Dataset records
□ □ □ □ □ □ □

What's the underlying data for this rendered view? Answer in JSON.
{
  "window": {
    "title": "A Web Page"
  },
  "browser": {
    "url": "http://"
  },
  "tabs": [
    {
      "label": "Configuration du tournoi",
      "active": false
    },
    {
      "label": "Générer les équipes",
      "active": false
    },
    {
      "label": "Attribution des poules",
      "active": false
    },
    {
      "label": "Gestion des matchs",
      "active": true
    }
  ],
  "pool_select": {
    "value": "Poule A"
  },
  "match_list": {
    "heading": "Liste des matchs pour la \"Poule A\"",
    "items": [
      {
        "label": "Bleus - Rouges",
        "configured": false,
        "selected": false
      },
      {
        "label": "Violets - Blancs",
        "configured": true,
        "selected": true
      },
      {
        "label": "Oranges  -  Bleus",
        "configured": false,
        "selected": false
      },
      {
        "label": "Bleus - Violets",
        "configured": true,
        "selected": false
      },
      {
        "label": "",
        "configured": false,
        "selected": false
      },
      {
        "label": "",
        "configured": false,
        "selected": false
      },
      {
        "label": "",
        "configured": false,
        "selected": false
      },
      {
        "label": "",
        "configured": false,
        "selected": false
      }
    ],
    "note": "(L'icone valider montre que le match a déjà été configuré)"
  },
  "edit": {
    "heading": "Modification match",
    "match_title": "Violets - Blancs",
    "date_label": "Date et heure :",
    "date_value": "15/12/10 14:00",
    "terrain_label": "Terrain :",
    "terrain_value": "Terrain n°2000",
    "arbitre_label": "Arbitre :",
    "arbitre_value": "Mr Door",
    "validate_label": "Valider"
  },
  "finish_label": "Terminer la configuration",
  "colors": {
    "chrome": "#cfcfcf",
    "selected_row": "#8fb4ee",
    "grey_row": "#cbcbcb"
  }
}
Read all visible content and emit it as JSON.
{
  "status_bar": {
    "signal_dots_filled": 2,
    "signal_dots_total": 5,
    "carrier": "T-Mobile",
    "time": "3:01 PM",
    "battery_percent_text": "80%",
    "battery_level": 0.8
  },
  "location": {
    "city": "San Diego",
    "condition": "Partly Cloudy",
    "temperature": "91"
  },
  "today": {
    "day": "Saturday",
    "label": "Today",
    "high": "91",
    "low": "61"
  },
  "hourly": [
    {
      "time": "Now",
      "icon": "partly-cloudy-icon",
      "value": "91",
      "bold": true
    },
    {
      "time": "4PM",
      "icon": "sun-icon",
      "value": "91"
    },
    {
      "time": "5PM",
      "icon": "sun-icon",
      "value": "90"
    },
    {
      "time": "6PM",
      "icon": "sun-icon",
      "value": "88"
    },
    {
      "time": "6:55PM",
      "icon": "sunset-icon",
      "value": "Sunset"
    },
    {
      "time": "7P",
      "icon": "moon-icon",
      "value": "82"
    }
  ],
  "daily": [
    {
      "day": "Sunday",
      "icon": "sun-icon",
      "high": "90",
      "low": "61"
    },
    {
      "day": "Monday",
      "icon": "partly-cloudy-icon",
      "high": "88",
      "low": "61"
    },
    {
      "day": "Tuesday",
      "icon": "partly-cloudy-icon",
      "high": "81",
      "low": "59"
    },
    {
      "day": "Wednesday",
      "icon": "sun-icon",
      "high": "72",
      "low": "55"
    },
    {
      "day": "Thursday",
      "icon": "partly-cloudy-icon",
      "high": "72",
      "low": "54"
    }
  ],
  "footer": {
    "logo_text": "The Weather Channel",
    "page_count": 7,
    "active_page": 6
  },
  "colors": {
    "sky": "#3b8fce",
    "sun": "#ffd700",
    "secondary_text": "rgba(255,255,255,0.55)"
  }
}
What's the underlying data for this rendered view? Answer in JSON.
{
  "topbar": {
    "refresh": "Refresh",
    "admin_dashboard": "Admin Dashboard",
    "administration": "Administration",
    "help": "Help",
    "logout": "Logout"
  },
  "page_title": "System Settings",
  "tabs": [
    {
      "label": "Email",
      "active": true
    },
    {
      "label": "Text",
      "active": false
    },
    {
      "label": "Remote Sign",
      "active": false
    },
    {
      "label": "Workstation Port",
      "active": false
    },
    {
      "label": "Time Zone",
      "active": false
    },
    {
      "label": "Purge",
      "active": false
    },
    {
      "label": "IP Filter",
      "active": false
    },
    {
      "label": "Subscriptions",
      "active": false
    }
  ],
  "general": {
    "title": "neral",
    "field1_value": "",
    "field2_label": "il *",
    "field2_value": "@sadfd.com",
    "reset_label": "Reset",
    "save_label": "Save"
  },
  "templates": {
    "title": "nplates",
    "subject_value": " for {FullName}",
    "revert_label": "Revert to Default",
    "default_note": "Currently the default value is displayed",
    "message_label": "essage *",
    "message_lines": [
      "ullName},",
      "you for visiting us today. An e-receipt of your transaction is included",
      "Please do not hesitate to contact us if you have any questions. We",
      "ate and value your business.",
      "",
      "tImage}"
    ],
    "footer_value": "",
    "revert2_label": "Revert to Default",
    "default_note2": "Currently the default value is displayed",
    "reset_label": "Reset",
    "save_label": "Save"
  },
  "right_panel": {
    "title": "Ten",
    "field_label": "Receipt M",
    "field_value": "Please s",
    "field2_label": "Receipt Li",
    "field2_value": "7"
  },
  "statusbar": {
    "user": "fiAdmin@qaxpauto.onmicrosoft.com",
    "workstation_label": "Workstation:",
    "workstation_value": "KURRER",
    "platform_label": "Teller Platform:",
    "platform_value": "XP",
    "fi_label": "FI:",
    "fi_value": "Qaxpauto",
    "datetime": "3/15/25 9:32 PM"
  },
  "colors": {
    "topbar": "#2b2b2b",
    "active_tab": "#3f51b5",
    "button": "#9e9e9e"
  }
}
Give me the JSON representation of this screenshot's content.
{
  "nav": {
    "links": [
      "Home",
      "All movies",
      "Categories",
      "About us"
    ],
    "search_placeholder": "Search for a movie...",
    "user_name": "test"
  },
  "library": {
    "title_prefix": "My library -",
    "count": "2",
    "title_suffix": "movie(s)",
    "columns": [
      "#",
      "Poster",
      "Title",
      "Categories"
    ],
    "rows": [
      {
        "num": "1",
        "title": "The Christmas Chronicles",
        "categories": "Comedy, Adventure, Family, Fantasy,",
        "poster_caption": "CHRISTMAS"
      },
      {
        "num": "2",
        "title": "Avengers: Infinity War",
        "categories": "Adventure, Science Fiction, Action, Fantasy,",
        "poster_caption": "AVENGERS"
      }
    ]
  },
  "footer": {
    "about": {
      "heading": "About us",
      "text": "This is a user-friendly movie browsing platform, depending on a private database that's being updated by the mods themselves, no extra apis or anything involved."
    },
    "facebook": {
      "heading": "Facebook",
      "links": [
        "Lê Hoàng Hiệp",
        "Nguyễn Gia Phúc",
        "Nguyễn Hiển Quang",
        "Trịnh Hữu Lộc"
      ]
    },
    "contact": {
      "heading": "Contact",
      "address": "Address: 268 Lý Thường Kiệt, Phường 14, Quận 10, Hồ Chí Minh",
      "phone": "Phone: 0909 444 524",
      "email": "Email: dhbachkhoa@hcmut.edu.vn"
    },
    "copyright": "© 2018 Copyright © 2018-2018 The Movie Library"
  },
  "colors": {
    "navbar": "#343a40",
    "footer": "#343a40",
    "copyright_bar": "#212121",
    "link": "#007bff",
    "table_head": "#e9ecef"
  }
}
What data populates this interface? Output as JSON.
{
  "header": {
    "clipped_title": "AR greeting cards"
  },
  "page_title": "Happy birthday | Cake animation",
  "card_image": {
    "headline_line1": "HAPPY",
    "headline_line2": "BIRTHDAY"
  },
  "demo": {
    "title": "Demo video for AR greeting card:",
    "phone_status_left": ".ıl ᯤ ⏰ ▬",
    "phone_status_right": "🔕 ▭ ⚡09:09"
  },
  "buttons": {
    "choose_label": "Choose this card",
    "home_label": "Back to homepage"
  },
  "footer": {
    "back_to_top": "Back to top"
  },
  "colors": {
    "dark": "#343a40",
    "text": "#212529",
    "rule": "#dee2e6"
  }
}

□ □ □ □ □ □ □

* [Directive] Copy out all lines where the word "Back" appears.

* [Result of this task]
    "home_label": "Back to homepage"
    "back_to_top": "Back to top"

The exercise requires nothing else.